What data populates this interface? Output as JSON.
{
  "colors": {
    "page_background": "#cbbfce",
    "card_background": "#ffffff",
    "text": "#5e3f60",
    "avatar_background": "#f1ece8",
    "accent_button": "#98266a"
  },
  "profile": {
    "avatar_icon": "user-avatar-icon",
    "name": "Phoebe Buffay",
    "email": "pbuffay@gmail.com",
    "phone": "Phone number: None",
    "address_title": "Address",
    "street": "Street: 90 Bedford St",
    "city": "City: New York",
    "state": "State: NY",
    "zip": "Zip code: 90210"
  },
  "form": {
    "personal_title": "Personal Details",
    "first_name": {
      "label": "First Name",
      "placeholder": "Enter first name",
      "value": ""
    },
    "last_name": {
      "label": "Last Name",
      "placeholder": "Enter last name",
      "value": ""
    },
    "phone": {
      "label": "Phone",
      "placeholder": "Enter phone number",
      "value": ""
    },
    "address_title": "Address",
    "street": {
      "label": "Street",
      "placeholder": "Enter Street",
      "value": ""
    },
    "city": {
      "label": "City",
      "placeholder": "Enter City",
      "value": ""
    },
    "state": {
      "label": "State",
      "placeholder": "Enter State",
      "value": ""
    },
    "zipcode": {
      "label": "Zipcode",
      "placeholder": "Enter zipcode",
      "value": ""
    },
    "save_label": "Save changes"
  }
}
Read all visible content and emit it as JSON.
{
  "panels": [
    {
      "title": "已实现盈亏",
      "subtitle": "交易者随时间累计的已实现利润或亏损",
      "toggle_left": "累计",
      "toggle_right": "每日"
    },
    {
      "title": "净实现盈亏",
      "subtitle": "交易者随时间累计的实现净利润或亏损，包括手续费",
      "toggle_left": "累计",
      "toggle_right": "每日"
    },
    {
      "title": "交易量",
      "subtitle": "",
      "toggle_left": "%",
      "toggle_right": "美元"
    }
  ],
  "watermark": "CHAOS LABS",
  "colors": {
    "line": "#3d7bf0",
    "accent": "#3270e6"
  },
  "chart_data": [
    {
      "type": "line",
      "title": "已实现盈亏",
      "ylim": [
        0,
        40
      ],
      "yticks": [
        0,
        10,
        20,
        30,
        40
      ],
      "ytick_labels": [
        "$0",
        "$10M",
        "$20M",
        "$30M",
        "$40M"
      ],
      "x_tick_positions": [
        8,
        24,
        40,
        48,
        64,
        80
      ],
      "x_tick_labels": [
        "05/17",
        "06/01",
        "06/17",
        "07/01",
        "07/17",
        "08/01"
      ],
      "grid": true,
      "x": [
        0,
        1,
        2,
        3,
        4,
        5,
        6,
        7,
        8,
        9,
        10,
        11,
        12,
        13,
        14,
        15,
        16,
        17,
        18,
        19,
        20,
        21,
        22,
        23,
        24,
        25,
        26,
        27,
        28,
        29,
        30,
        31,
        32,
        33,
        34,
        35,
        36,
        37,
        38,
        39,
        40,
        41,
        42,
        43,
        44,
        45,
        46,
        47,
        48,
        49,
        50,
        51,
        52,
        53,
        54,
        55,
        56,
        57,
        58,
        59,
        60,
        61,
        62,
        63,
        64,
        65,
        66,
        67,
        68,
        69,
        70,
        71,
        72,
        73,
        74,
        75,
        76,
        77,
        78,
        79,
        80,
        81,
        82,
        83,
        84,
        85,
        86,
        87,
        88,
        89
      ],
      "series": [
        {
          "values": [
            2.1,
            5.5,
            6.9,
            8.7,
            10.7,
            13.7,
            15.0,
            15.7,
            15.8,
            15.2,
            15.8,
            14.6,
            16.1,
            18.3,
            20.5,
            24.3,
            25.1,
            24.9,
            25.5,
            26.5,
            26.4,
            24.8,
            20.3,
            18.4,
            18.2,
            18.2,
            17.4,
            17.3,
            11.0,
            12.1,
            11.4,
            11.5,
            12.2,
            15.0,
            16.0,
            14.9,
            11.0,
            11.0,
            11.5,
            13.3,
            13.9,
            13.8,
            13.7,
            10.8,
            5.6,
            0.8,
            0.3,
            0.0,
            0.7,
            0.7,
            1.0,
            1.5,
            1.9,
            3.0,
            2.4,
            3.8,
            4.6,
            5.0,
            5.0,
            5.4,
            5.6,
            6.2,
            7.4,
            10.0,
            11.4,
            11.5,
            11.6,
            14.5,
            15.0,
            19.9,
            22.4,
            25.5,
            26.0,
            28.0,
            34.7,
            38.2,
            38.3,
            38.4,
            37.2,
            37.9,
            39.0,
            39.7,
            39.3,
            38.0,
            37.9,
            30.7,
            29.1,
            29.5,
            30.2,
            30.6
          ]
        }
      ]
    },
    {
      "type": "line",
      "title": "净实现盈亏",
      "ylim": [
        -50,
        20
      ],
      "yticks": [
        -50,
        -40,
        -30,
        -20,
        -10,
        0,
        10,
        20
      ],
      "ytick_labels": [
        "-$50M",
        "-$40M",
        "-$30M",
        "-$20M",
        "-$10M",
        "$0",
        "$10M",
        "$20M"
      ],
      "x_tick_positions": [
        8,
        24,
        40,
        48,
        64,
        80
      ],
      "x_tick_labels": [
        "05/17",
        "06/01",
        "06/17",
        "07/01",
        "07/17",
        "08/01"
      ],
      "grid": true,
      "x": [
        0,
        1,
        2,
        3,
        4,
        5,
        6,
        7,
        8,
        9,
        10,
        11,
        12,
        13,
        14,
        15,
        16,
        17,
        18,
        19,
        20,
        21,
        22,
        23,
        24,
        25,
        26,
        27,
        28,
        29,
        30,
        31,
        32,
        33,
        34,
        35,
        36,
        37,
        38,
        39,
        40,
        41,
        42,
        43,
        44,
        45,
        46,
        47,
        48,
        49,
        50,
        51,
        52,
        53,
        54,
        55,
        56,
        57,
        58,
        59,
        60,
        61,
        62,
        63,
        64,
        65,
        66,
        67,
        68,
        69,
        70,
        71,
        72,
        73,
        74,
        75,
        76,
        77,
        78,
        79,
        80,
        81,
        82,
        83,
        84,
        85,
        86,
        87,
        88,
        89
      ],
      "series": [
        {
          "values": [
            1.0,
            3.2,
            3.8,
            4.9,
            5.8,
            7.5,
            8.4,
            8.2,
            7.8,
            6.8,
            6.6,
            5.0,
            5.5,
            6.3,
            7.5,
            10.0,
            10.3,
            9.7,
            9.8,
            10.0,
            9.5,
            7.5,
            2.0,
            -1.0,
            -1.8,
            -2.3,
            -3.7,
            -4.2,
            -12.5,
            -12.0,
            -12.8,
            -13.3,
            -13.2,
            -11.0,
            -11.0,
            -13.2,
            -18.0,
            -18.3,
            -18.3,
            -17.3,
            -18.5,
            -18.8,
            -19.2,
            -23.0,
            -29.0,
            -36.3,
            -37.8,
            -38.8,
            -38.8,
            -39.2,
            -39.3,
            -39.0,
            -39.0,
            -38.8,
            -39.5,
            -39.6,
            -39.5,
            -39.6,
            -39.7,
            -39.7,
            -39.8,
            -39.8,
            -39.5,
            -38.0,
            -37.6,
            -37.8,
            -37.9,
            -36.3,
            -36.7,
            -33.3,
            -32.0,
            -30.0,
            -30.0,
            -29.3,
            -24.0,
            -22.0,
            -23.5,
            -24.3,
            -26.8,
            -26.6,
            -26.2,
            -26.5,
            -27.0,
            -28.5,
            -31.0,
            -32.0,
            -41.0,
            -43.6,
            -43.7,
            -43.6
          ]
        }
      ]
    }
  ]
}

■ Short exercise
Each record above must be given again exactly.

■ Exercise result
What data populates this interface? Output as JSON.
{
  "colors": {
    "page_background": "#cbbfce",
    "card_background": "#ffffff",
    "text": "#5e3f60",
    "avatar_background": "#f1ece8",
    "accent_button": "#98266a"
  },
  "profile": {
    "avatar_icon": "user-avatar-icon",
    "name": "Phoebe Buffay",
    "email": "pbuffay@gmail.com",
    "phone": "Phone number: None",
    "address_title": "Address",
    "street": "Street: 90 Bedford St",
    "city": "City: New York",
    "state": "State: NY",
    "zip": "Zip code: 90210"
  },
  "form": {
    "personal_title": "Personal Details",
    "first_name": {
      "label": "First Name",
      "placeholder": "Enter first name",
      "value": ""
    },
    "last_name": {
      "label": "Last Name",
      "placeholder": "Enter last name",
      "value": ""
    },
    "phone": {
      "label": "Phone",
      "placeholder": "Enter phone number",
      "value": ""
    },
    "address_title": "Address",
    "street": {
      "label": "Street",
      "placeholder": "Enter Street",
      "value": ""
    },
    "city": {
      "label": "City",
      "placeholder": "Enter City",
      "value": ""
    },
    "state": {
      "label": "State",
      "placeholder": "Enter State",
      "value": ""
    },
    "zipcode": {
      "label": "Zipcode",
      "placeholder": "Enter zipcode",
      "value": ""
    },
    "save_label": "Save changes"
  }
}
Read all visible content and emit it as JSON.
{
  "panels": [
    {
      "title": "已实现盈亏",
      "subtitle": "交易者随时间累计的已实现利润或亏损",
      "toggle_left": "累计",
      "toggle_right": "每日"
    },
    {
      "title": "净实现盈亏",
      "subtitle": "交易者随时间累计的实现净利润或亏损，包括手续费",
      "toggle_left": "累计",
      "toggle_right": "每日"
    },
    {
      "title": "交易量",
      "subtitle": "",
      "toggle_left": "%",
      "toggle_right": "美元"
    }
  ],
  "watermark": "CHAOS LABS",
  "colors": {
    "line": "#3d7bf0",
    "accent": "#3270e6"
  },
  "chart_data": [
    {
      "type": "line",
      "title": "已实现盈亏",
      "ylim": [
        0,
        40
      ],
      "yticks": [
        0,
        10,
        20,
        30,
        40
      ],
      "ytick_labels": [
        "$0",
        "$10M",
        "$20M",
        "$30M",
        "$40M"
      ],
      "x_tick_positions": [
        8,
        24,
        40,
        48,
        64,
        80
      ],
      "x_tick_labels": [
        "05/17",
        "06/01",
        "06/17",
        "07/01",
        "07/17",
        "08/01"
      ],
      "grid": true,
      "x": [
        0,
        1,
        2,
        3,
        4,
        5,
        6,
        7,
        8,
        9,
        10,
        11,
        12,
        13,
        14,
        15,
        16,
        17,
        18,
        19,
        20,
        21,
        22,
        23,
        24,
        25,
        26,
        27,
        28,
        29,
        30,
        31,
        32,
        33,
        34,
        35,
        36,
        37,
        38,
        39,
        40,
        41,
        42,
        43,
        44,
        45,
        46,
        47,
        48,
        49,
        50,
        51,
        52,
        53,
        54,
        55,
        56,
        57,
        58,
        59,
        60,
        61,
        62,
        63,
        64,
        65,
        66,
        67,
        68,
        69,
        70,
        71,
        72,
        73,
        74,
        75,
        76,
        77,
        78,
        79,
        80,
        81,
        82,
        83,
        84,
        85,
        86,
        87,
        88,
        89
      ],
      "series": [
        {
          "values": [
            2.1,
            5.5,
            6.9,
            8.7,
            10.7,
            13.7,
            15.0,
            15.7,
            15.8,
            15.2,
            15.8,
            14.6,
            16.1,
            18.3,
            20.5,
            24.3,
            25.1,
            24.9,
            25.5,
            26.5,
            26.4,
            24.8,
            20.3,
            18.4,
            18.2,
            18.2,
            17.4,
            17.3,
            11.0,
            12.1,
            11.4,
            11.5,
            12.2,
            15.0,
            16.0,
            14.9,
            11.0,
            11.0,
            11.5,
            13.3,
            13.9,
            13.8,
            13.7,
            10.8,
            5.6,
            0.8,
            0.3,
            0.0,
            0.7,
            0.7,
            1.0,
            1.5,
            1.9,
            3.0,
            2.4,
            3.8,
            4.6,
            5.0,
            5.0,
            5.4,
            5.6,
            6.2,
            7.4,
            10.0,
            11.4,
            11.5,
            11.6,
            14.5,
            15.0,
            19.9,
            22.4,
            25.5,
            26.0,
            28.0,
            34.7,
            38.2,
            38.3,
            38.4,
            37.2,
            37.9,
            39.0,
            39.7,
            39.3,
            38.0,
            37.9,
            30.7,
            29.1,
            29.5,
            30.2,
            30.6
          ]
        }
      ]
    },
    {
      "type": "line",
      "title": "净实现盈亏",
      "ylim": [
        -50,
        20
      ],
      "yticks": [
        -50,
        -40,
        -30,
        -20,
        -10,
        0,
        10,
        20
      ],
      "ytick_labels": [
        "-$50M",
        "-$40M",
        "-$30M",
        "-$20M",
        "-$10M",
        "$0",
        "$10M",
        "$20M"
      ],
      "x_tick_positions": [
        8,
        24,
        40,
        48,
        64,
        80
      ],
      "x_tick_labels": [
        "05/17",
        "06/01",
        "06/17",
        "07/01",
        "07/17",
        "08/01"
      ],
      "grid": true,
      "x": [
        0,
        1,
        2,
        3,
        4,
        5,
        6,
        7,
        8,
        9,
        10,
        11,
        12,
        13,
        14,
        15,
        16,
        17,
        18,
        19,
        20,
        21,
        22,
        23,
        24,
        25,
        26,
        27,
        28,
        29,
        30,
        31,
        32,
        33,
        34,
        35,
        36,
        37,
        38,
        39,
        40,
        41,
        42,
        43,
        44,
        45,
        46,
        47,
        48,
        49,
        50,
        51,
        52,
        53,
        54,
        55,
        56,
        57,
        58,
        59,
        60,
        61,
        62,
        63,
        64,
        65,
        66,
        67,
        68,
        69,
        70,
        71,
        72,
        73,
        74,
        75,
        76,
        77,
        78,
        79,
        80,
        81,
        82,
        83,
        84,
        85,
        86,
        87,
        88,
        89
      ],
      "series": [
        {
          "values": [
            1.0,
            3.2,
            3.8,
            4.9,
            5.8,
            7.5,
            8.4,
            8.2,
            7.8,
            6.8,
            6.6,
            5.0,
            5.5,
            6.3,
            7.5,
            10.0,
            10.3,
            9.7,
            9.8,
            10.0,
            9.5,
            7.5,
            2.0,
            -1.0,
            -1.8,
            -2.3,
            -3.7,
            -4.2,
            -12.5,
            -12.0,
            -12.8,
            -13.3,
            -13.2,
            -11.0,
            -11.0,
            -13.2,
            -18.0,
            -18.3,
            -18.3,
            -17.3,
            -18.5,
            -18.8,
            -19.2,
            -23.0,
            -29.0,
            -36.3,
            -37.8,
            -38.8,
            -38.8,
            -39.2,
            -39.3,
            -39.0,
            -39.0,
            -38.8,
            -39.5,
            -39.6,
            -39.5,
            -39.6,
            -39.7,
            -39.7,
            -39.8,
            -39.8,
            -39.5,
            -38.0,
            -37.6,
            -37.8,
            -37.9,
            -36.3,
            -36.7,
            -33.3,
            -32.0,
            -30.0,
            -30.0,
            -29.3,
            -24.0,
            -22.0,
            -23.5,
            -24.3,
            -26.8,
            -26.6,
            -26.2,
            -26.5,
            -27.0,
            -28.5,
            -31.0,
            -32.0,
            -41.0,
            -43.6,
            -43.7,
            -43.6
          ]
        }
      ]
    }
  ]
}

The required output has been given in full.